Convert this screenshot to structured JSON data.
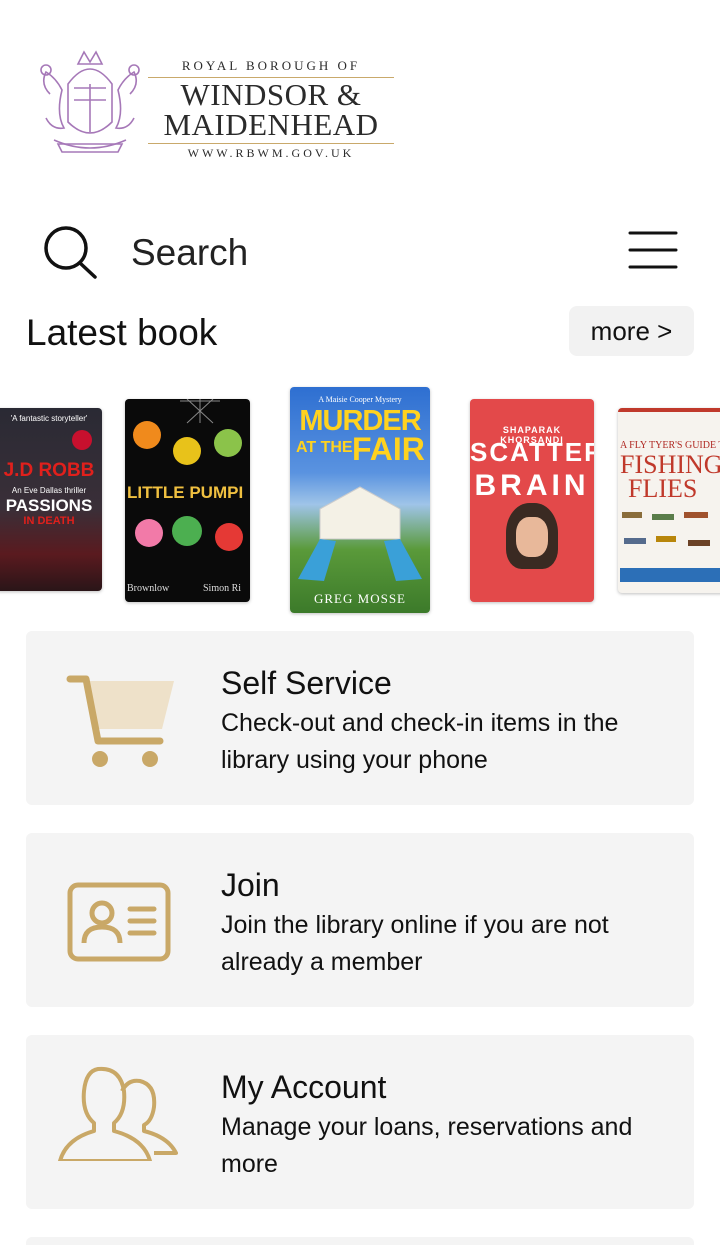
{
  "header": {
    "royal": "ROYAL BOROUGH OF",
    "line1": "WINDSOR &",
    "line2": "MAIDENHEAD",
    "website": "WWW.RBWM.GOV.UK",
    "logo_icon": "borough-crest-icon"
  },
  "search": {
    "label": "Search",
    "icon": "search-icon"
  },
  "menu": {
    "icon": "hamburger-menu-icon"
  },
  "latest": {
    "title": "Latest book",
    "more_label": "more >",
    "books": [
      {
        "author": "J.D ROBB",
        "subtitle": "An Eve Dallas thriller",
        "title": "PASSIONS",
        "title2": "IN DEATH",
        "quote": "'A fantastic storyteller'"
      },
      {
        "title": "LITTLE PUMPI",
        "author": "Brownlow",
        "author2": "Simon Ri"
      },
      {
        "series": "A Maisie Cooper Mystery",
        "title1": "MURDER",
        "title2": "AT THE",
        "title3": "FAIR",
        "author": "GREG MOSSE"
      },
      {
        "author": "SHAPARAK KHORSANDI",
        "title1": "SCATTER",
        "title2": "BRAIN"
      },
      {
        "title1": "A FLY TYER'S GUIDE TO",
        "title2": "FISHING",
        "title3": "FLIES"
      }
    ]
  },
  "cards": [
    {
      "title": "Self Service",
      "desc": "Check-out and check-in items in the library using your phone",
      "icon": "shopping-cart-icon"
    },
    {
      "title": "Join",
      "desc": "Join the library online if you are not already a member",
      "icon": "id-card-icon"
    },
    {
      "title": "My Account",
      "desc": "Manage your loans, reservations and more",
      "icon": "users-icon"
    }
  ],
  "colors": {
    "accent_gold": "#c9a867",
    "crest_purple": "#a678b8",
    "card_bg": "#f4f4f4"
  }
}
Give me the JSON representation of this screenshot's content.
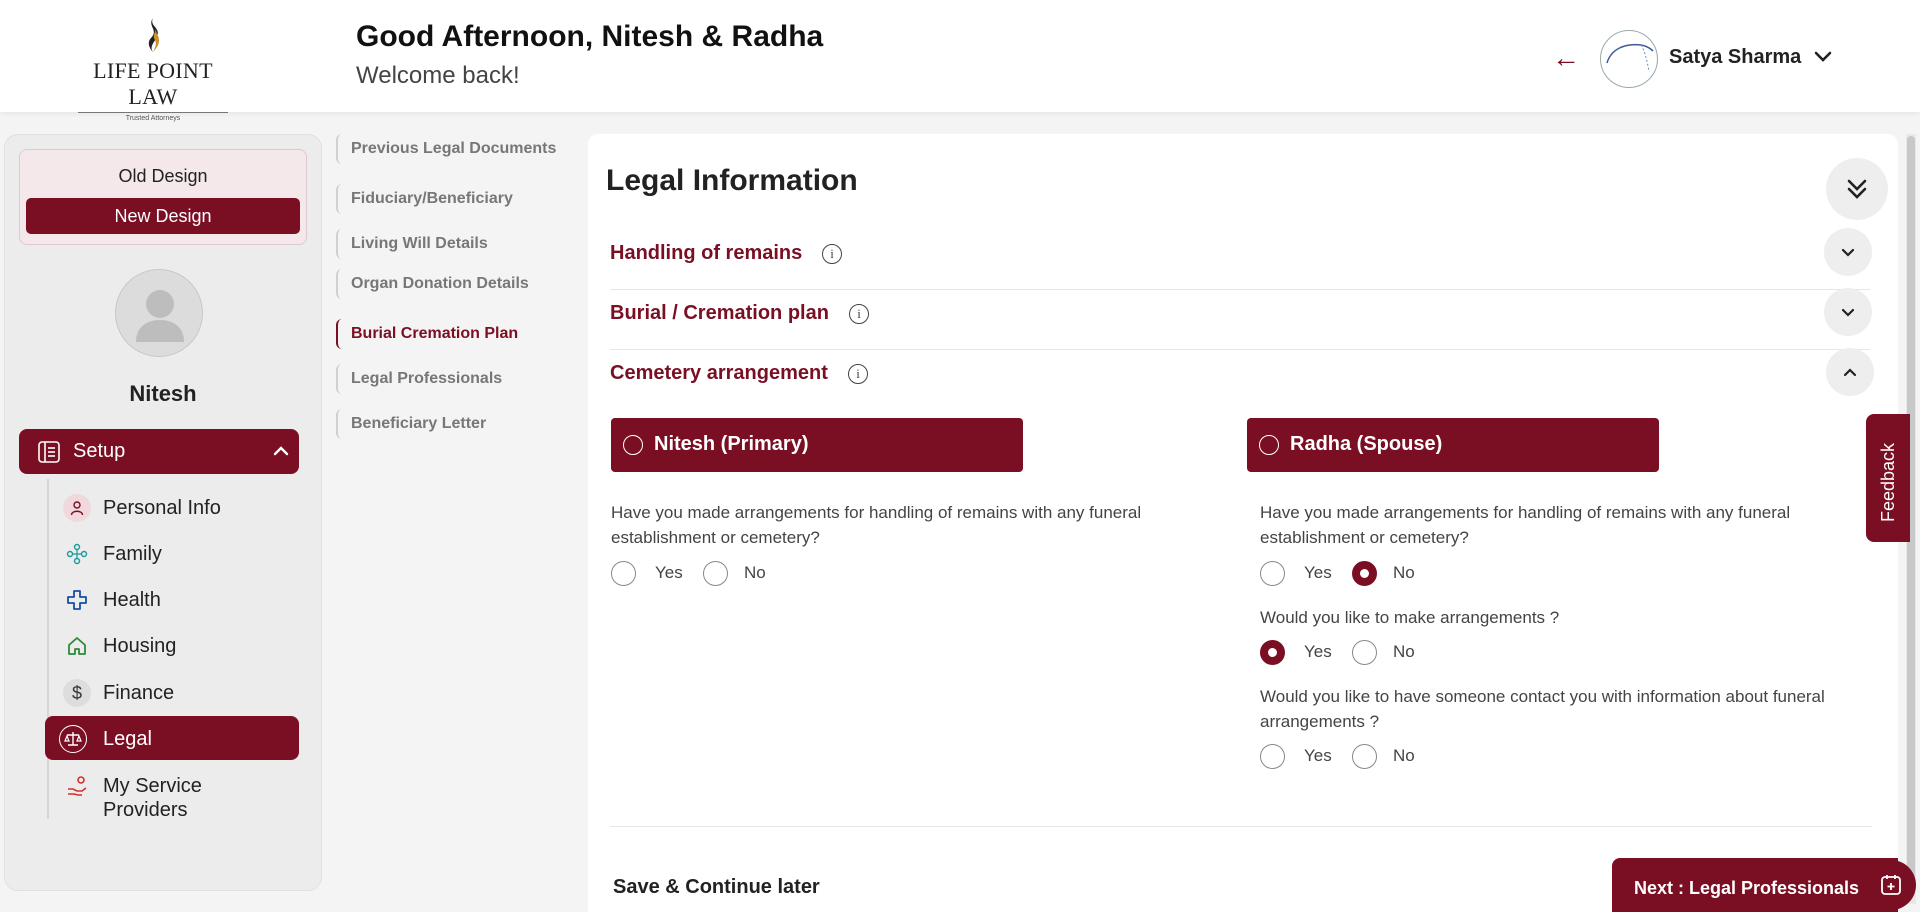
{
  "header": {
    "logo_text": "LIFE POINT LAW",
    "logo_tagline": "Trusted Attorneys",
    "greeting": "Good Afternoon, Nitesh & Radha",
    "welcome": "Welcome back!",
    "back_icon": "←",
    "user_name": "Satya Sharma"
  },
  "sidebar": {
    "old_design": "Old Design",
    "new_design": "New Design",
    "profile_name": "Nitesh",
    "setup_label": "Setup",
    "items": [
      {
        "label": "Personal Info",
        "icon": "person-icon"
      },
      {
        "label": "Family",
        "icon": "family-icon"
      },
      {
        "label": "Health",
        "icon": "health-cross-icon"
      },
      {
        "label": "Housing",
        "icon": "house-icon"
      },
      {
        "label": "Finance",
        "icon": "dollar-icon",
        "glyph": "$"
      },
      {
        "label": "Legal",
        "icon": "scales-icon",
        "active": true
      },
      {
        "label": "My Service Providers",
        "icon": "service-provider-icon"
      }
    ]
  },
  "subnav": {
    "items": [
      {
        "label": "Previous Legal Documents"
      },
      {
        "label": "Fiduciary/Beneficiary"
      },
      {
        "label": "Living Will Details"
      },
      {
        "label": "Organ Donation Details"
      },
      {
        "label": "Burial Cremation Plan",
        "active": true
      },
      {
        "label": "Legal Professionals"
      },
      {
        "label": "Beneficiary Letter"
      }
    ]
  },
  "main": {
    "title": "Legal Information",
    "info_glyph": "i",
    "sections": [
      {
        "title": "Handling of remains",
        "expanded": false
      },
      {
        "title": "Burial / Cremation plan",
        "expanded": false
      },
      {
        "title": "Cemetery arrangement",
        "expanded": true
      }
    ],
    "primary": {
      "label": "Nitesh (Primary)",
      "questions": [
        {
          "text": "Have you made arrangements for handling of remains with any funeral establishment or cemetery?",
          "selected": null
        }
      ]
    },
    "spouse": {
      "label": "Radha (Spouse)",
      "questions": [
        {
          "text": "Have you made arrangements for handling of remains with any funeral establishment or cemetery?",
          "selected": "No"
        },
        {
          "text": "Would you like to make arrangements ?",
          "selected": "Yes"
        },
        {
          "text": "Would you like to have someone contact you with information about funeral arrangements ?",
          "selected": null
        }
      ]
    },
    "yes_label": "Yes",
    "no_label": "No",
    "save_later": "Save & Continue later",
    "next_button": "Next : Legal Professionals"
  },
  "feedback_label": "Feedback",
  "colors": {
    "brand": "#7a0f24",
    "background": "#f4f4f4"
  }
}
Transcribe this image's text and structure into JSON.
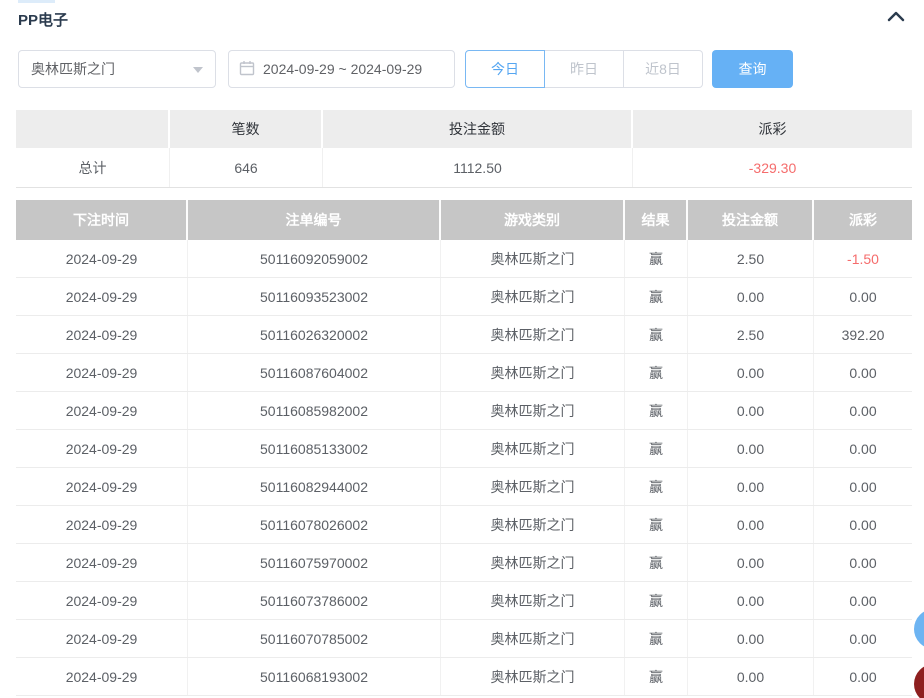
{
  "panel": {
    "title": "PP电子"
  },
  "filters": {
    "game_select": {
      "value": "奥林匹斯之门"
    },
    "date_range": {
      "value": "2024-09-29 ~ 2024-09-29"
    },
    "quick_buttons": [
      {
        "label": "今日",
        "active": true
      },
      {
        "label": "昨日",
        "active": false
      },
      {
        "label": "近8日",
        "active": false
      }
    ],
    "search_label": "查询"
  },
  "summary": {
    "headers": [
      "",
      "笔数",
      "投注金额",
      "派彩"
    ],
    "row": {
      "label": "总计",
      "count": "646",
      "bet": "1112.50",
      "payout": "-329.30"
    }
  },
  "table": {
    "headers": [
      "下注时间",
      "注单编号",
      "游戏类别",
      "结果",
      "投注金额",
      "派彩"
    ],
    "rows": [
      {
        "date": "2024-09-29",
        "order": "50116092059002",
        "game": "奥林匹斯之门",
        "result": "赢",
        "bet": "2.50",
        "payout": "-1.50"
      },
      {
        "date": "2024-09-29",
        "order": "50116093523002",
        "game": "奥林匹斯之门",
        "result": "赢",
        "bet": "0.00",
        "payout": "0.00"
      },
      {
        "date": "2024-09-29",
        "order": "50116026320002",
        "game": "奥林匹斯之门",
        "result": "赢",
        "bet": "2.50",
        "payout": "392.20"
      },
      {
        "date": "2024-09-29",
        "order": "50116087604002",
        "game": "奥林匹斯之门",
        "result": "赢",
        "bet": "0.00",
        "payout": "0.00"
      },
      {
        "date": "2024-09-29",
        "order": "50116085982002",
        "game": "奥林匹斯之门",
        "result": "赢",
        "bet": "0.00",
        "payout": "0.00"
      },
      {
        "date": "2024-09-29",
        "order": "50116085133002",
        "game": "奥林匹斯之门",
        "result": "赢",
        "bet": "0.00",
        "payout": "0.00"
      },
      {
        "date": "2024-09-29",
        "order": "50116082944002",
        "game": "奥林匹斯之门",
        "result": "赢",
        "bet": "0.00",
        "payout": "0.00"
      },
      {
        "date": "2024-09-29",
        "order": "50116078026002",
        "game": "奥林匹斯之门",
        "result": "赢",
        "bet": "0.00",
        "payout": "0.00"
      },
      {
        "date": "2024-09-29",
        "order": "50116075970002",
        "game": "奥林匹斯之门",
        "result": "赢",
        "bet": "0.00",
        "payout": "0.00"
      },
      {
        "date": "2024-09-29",
        "order": "50116073786002",
        "game": "奥林匹斯之门",
        "result": "赢",
        "bet": "0.00",
        "payout": "0.00"
      },
      {
        "date": "2024-09-29",
        "order": "50116070785002",
        "game": "奥林匹斯之门",
        "result": "赢",
        "bet": "0.00",
        "payout": "0.00"
      },
      {
        "date": "2024-09-29",
        "order": "50116068193002",
        "game": "奥林匹斯之门",
        "result": "赢",
        "bet": "0.00",
        "payout": "0.00"
      }
    ]
  },
  "colors": {
    "accent_blue": "#66b1f5",
    "danger_red": "#f56c6c",
    "table_header_bg": "#c6c6c6",
    "title_navy": "#2b3b4e"
  }
}
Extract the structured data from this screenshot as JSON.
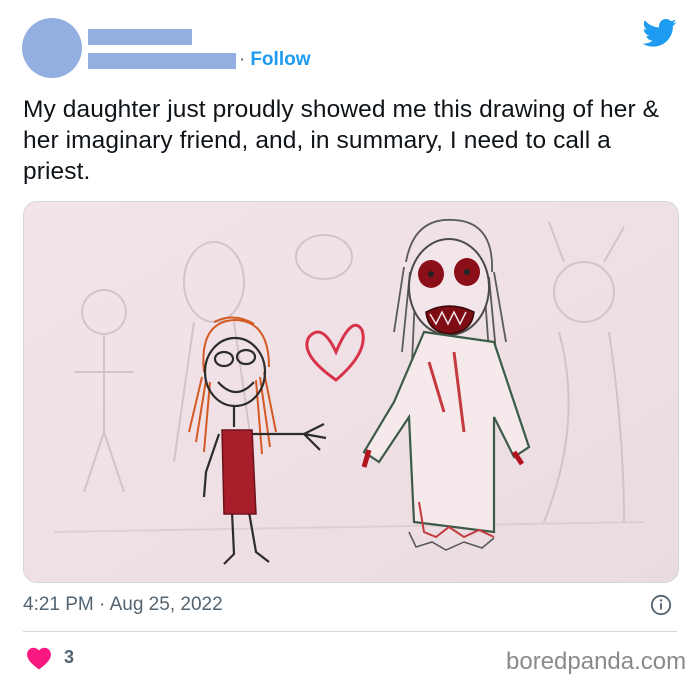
{
  "tweet": {
    "follow_label": "Follow",
    "follow_separator": "·",
    "text": "My daughter just proudly showed me this drawing of her & her imaginary friend, and, in summary, I need to call a priest.",
    "timestamp": "4:21 PM · Aug 25, 2022",
    "like_count": "3"
  },
  "icons": {
    "brand": "twitter-bird-icon",
    "info": "info-icon",
    "like": "heart-icon"
  },
  "colors": {
    "accent": "#1d9bf0",
    "redaction": "#93aee0",
    "like": "#f91880"
  },
  "watermark": "boredpanda.com"
}
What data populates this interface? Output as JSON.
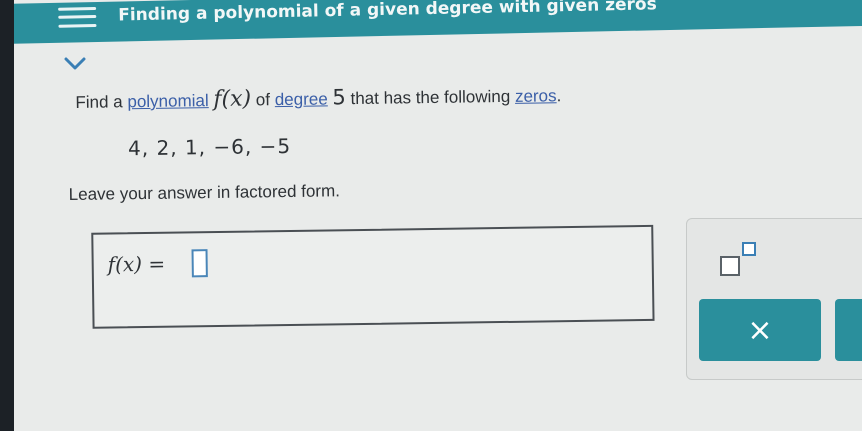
{
  "header": {
    "title": "Finding a polynomial of a given degree with given zeros"
  },
  "question": {
    "find_a": "Find a",
    "polynomial_link": "polynomial",
    "function_notation": "f(x)",
    "of": "of",
    "degree_link": "degree",
    "degree_value": "5",
    "middle": "that has the following",
    "zeros_link": "zeros",
    "period": ".",
    "zeros_list": "4, 2, 1, −6, −5",
    "instruction": "Leave your answer in factored form."
  },
  "answer": {
    "label": "f(x) =",
    "value": ""
  },
  "toolbar": {
    "clear_label": "×"
  },
  "colors": {
    "accent": "#2a8f9c",
    "link": "#3b5fa8",
    "input_border": "#4a86b8"
  },
  "icons": {
    "menu": "hamburger-menu-icon",
    "collapse": "chevron-down-icon",
    "exponent": "exponent-template-icon",
    "clear": "close-icon"
  }
}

__Given task__
Give only the number of lines in the records that include the word "Cremation".

__Full output__
2